▶ **Saved entries**:
>> BEGIN

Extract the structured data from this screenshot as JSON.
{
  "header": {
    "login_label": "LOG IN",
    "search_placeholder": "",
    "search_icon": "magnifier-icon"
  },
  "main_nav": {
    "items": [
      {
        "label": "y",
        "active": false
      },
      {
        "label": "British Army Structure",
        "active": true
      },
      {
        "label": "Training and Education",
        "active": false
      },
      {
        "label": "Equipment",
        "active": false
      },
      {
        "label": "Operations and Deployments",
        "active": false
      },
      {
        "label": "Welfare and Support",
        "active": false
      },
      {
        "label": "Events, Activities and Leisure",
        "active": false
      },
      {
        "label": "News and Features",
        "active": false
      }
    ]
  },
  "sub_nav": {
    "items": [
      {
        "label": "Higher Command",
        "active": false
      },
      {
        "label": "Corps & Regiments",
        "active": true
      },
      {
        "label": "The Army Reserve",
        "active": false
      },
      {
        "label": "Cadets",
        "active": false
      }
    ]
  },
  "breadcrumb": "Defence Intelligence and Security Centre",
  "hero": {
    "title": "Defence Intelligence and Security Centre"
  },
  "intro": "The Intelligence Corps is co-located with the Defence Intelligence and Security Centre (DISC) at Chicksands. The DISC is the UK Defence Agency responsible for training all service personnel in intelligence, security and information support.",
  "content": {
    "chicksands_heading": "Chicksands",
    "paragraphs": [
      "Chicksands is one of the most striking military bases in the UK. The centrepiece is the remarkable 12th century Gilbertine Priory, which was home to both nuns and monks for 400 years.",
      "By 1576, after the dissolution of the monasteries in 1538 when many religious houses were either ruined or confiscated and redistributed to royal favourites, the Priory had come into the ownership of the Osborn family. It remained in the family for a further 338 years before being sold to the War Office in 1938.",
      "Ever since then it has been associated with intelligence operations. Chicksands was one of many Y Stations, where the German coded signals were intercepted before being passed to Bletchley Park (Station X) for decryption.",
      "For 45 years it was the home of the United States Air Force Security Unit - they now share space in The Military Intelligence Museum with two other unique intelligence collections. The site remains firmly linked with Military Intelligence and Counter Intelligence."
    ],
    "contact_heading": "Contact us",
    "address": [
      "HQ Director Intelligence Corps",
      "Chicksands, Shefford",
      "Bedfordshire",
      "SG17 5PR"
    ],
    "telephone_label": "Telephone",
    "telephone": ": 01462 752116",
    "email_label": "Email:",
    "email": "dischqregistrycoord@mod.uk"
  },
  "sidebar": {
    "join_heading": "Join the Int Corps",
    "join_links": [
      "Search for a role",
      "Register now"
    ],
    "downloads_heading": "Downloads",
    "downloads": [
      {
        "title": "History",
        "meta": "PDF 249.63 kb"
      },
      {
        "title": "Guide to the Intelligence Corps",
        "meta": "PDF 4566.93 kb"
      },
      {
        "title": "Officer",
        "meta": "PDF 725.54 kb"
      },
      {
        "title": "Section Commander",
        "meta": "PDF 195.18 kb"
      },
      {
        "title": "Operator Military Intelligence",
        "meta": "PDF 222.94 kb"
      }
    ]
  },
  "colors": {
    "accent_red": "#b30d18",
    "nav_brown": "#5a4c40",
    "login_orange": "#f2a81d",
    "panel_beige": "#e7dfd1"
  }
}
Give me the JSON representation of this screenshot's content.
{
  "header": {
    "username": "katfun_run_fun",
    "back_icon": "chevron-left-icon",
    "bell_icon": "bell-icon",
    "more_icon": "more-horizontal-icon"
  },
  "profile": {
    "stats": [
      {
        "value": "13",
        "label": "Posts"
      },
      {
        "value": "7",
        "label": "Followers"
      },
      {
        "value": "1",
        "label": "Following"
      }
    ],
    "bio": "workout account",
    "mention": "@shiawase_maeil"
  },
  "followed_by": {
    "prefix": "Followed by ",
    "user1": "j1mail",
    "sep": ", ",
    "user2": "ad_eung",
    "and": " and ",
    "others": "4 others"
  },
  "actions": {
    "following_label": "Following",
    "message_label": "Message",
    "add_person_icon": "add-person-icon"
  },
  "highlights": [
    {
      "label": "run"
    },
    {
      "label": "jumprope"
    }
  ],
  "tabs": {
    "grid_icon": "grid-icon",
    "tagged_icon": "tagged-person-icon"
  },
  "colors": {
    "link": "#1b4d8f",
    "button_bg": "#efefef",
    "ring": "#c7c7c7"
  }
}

>> END

▶ **WRITTEN REQUEST**: Return every record above exactly as it appears.

▶ **PROBLEM SOLUTION**:
Extract the structured data from this screenshot as JSON.
{
  "header": {
    "login_label": "LOG IN",
    "search_placeholder": "",
    "search_icon": "magnifier-icon"
  },
  "main_nav": {
    "items": [
      {
        "label": "y",
        "active": false
      },
      {
        "label": "British Army Structure",
        "active": true
      },
      {
        "label": "Training and Education",
        "active": false
      },
      {
        "label": "Equipment",
        "active": false
      },
      {
        "label": "Operations and Deployments",
        "active": false
      },
      {
        "label": "Welfare and Support",
        "active": false
      },
      {
        "label": "Events, Activities and Leisure",
        "active": false
      },
      {
        "label": "News and Features",
        "active": false
      }
    ]
  },
  "sub_nav": {
    "items": [
      {
        "label": "Higher Command",
        "active": false
      },
      {
        "label": "Corps & Regiments",
        "active": true
      },
      {
        "label": "The Army Reserve",
        "active": false
      },
      {
        "label": "Cadets",
        "active": false
      }
    ]
  },
  "breadcrumb": "Defence Intelligence and Security Centre",
  "hero": {
    "title": "Defence Intelligence and Security Centre"
  },
  "intro": "The Intelligence Corps is co-located with the Defence Intelligence and Security Centre (DISC) at Chicksands. The DISC is the UK Defence Agency responsible for training all service personnel in intelligence, security and information support.",
  "content": {
    "chicksands_heading": "Chicksands",
    "paragraphs": [
      "Chicksands is one of the most striking military bases in the UK. The centrepiece is the remarkable 12th century Gilbertine Priory, which was home to both nuns and monks for 400 years.",
      "By 1576, after the dissolution of the monasteries in 1538 when many religious houses were either ruined or confiscated and redistributed to royal favourites, the Priory had come into the ownership of the Osborn family. It remained in the family for a further 338 years before being sold to the War Office in 1938.",
      "Ever since then it has been associated with intelligence operations. Chicksands was one of many Y Stations, where the German coded signals were intercepted before being passed to Bletchley Park (Station X) for decryption.",
      "For 45 years it was the home of the United States Air Force Security Unit - they now share space in The Military Intelligence Museum with two other unique intelligence collections. The site remains firmly linked with Military Intelligence and Counter Intelligence."
    ],
    "contact_heading": "Contact us",
    "address": [
      "HQ Director Intelligence Corps",
      "Chicksands, Shefford",
      "Bedfordshire",
      "SG17 5PR"
    ],
    "telephone_label": "Telephone",
    "telephone": ": 01462 752116",
    "email_label": "Email:",
    "email": "dischqregistrycoord@mod.uk"
  },
  "sidebar": {
    "join_heading": "Join the Int Corps",
    "join_links": [
      "Search for a role",
      "Register now"
    ],
    "downloads_heading": "Downloads",
    "downloads": [
      {
        "title": "History",
        "meta": "PDF 249.63 kb"
      },
      {
        "title": "Guide to the Intelligence Corps",
        "meta": "PDF 4566.93 kb"
      },
      {
        "title": "Officer",
        "meta": "PDF 725.54 kb"
      },
      {
        "title": "Section Commander",
        "meta": "PDF 195.18 kb"
      },
      {
        "title": "Operator Military Intelligence",
        "meta": "PDF 222.94 kb"
      }
    ]
  },
  "colors": {
    "accent_red": "#b30d18",
    "nav_brown": "#5a4c40",
    "login_orange": "#f2a81d",
    "panel_beige": "#e7dfd1"
  }
}
Give me the JSON representation of this screenshot's content.
{
  "header": {
    "username": "katfun_run_fun",
    "back_icon": "chevron-left-icon",
    "bell_icon": "bell-icon",
    "more_icon": "more-horizontal-icon"
  },
  "profile": {
    "stats": [
      {
        "value": "13",
        "label": "Posts"
      },
      {
        "value": "7",
        "label": "Followers"
      },
      {
        "value": "1",
        "label": "Following"
      }
    ],
    "bio": "workout account",
    "mention": "@shiawase_maeil"
  },
  "followed_by": {
    "prefix": "Followed by ",
    "user1": "j1mail",
    "sep": ", ",
    "user2": "ad_eung",
    "and": " and ",
    "others": "4 others"
  },
  "actions": {
    "following_label": "Following",
    "message_label": "Message",
    "add_person_icon": "add-person-icon"
  },
  "highlights": [
    {
      "label": "run"
    },
    {
      "label": "jumprope"
    }
  ],
  "tabs": {
    "grid_icon": "grid-icon",
    "tagged_icon": "tagged-person-icon"
  },
  "colors": {
    "link": "#1b4d8f",
    "button_bg": "#efefef",
    "ring": "#c7c7c7"
  }
}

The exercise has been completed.